Your task is to transcribe all the entries exactly, excluding pictures.

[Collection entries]
◇ ◇ ◇ ◇ ◇

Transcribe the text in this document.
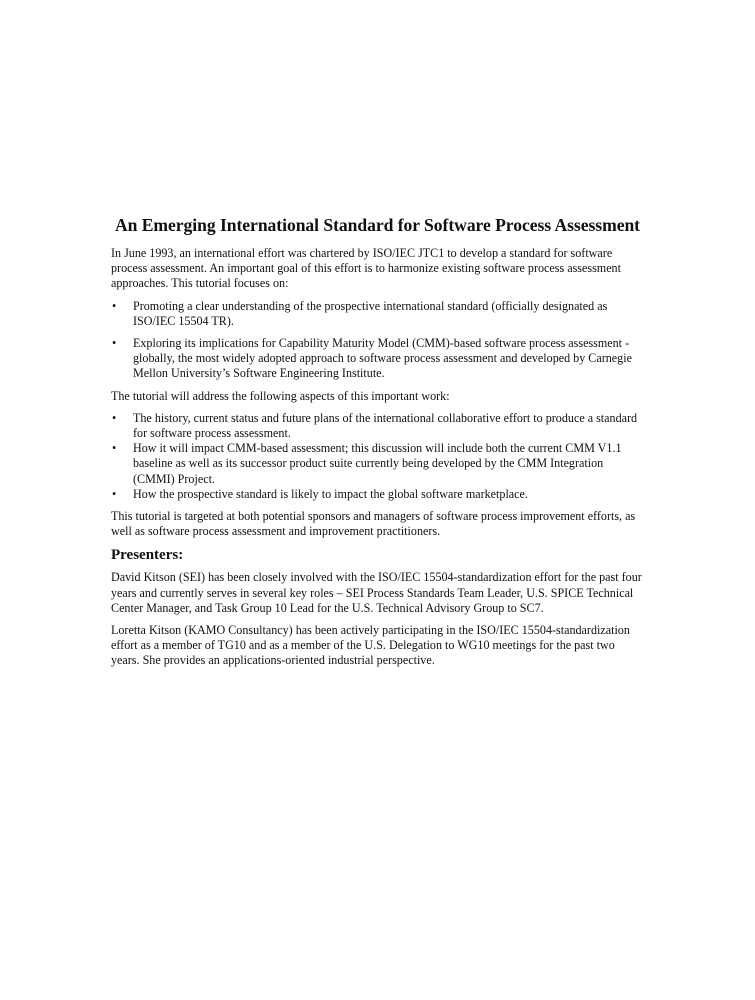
An Emerging International Standard for Software Process Assessment

In June 1993, an international effort was chartered by ISO/IEC JTC1 to develop a standard for software process assessment. An important goal of this effort is to harmonize existing software process assessment approaches. This tutorial focuses on:

• Promoting a clear understanding of the prospective international standard (officially designated as ISO/IEC 15504 TR).
• Exploring its implications for Capability Maturity Model (CMM)-based software process assessment - globally, the most widely adopted approach to software process assessment and developed by Carnegie Mellon University’s Software Engineering Institute.

The tutorial will address the following aspects of this important work:

• The history, current status and future plans of the international collaborative effort to produce a standard for software process assessment.
• How it will impact CMM-based assessment; this discussion will include both the current CMM V1.1 baseline as well as its successor product suite currently being developed by the CMM Integration (CMMI) Project.
• How the prospective standard is likely to impact the global software marketplace.

This tutorial is targeted at both potential sponsors and managers of software process improvement efforts, as well as software process assessment and improvement practitioners.

Presenters:

David Kitson (SEI) has been closely involved with the ISO/IEC 15504-standardization effort for the past four years and currently serves in several key roles – SEI Process Standards Team Leader, U.S. SPICE Technical Center Manager, and Task Group 10 Lead for the U.S. Technical Advisory Group to SC7.

Loretta Kitson (KAMO Consultancy) has been actively participating in the ISO/IEC 15504-standardization effort as a member of TG10 and as a member of the U.S. Delegation to WG10 meetings for the past two years. She provides an applications-oriented industrial perspective.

◇ ◇ ◇ ◇ ◇

THE OUTPUT:
Transcribe the text in this document.
An Emerging International Standard for Software Process Assessment

In June 1993, an international effort was chartered by ISO/IEC JTC1 to develop a standard for software process assessment. An important goal of this effort is to harmonize existing software process assessment approaches. This tutorial focuses on:

• Promoting a clear understanding of the prospective international standard (officially designated as ISO/IEC 15504 TR).
• Exploring its implications for Capability Maturity Model (CMM)-based software process assessment - globally, the most widely adopted approach to software process assessment and developed by Carnegie Mellon University’s Software Engineering Institute.

The tutorial will address the following aspects of this important work:

• The history, current status and future plans of the international collaborative effort to produce a standard for software process assessment.
• How it will impact CMM-based assessment; this discussion will include both the current CMM V1.1 baseline as well as its successor product suite currently being developed by the CMM Integration (CMMI) Project.
• How the prospective standard is likely to impact the global software marketplace.

This tutorial is targeted at both potential sponsors and managers of software process improvement efforts, as well as software process assessment and improvement practitioners.

Presenters:

David Kitson (SEI) has been closely involved with the ISO/IEC 15504-standardization effort for the past four years and currently serves in several key roles – SEI Process Standards Team Leader, U.S. SPICE Technical Center Manager, and Task Group 10 Lead for the U.S. Technical Advisory Group to SC7.

Loretta Kitson (KAMO Consultancy) has been actively participating in the ISO/IEC 15504-standardization effort as a member of TG10 and as a member of the U.S. Delegation to WG10 meetings for the past two years. She provides an applications-oriented industrial perspective.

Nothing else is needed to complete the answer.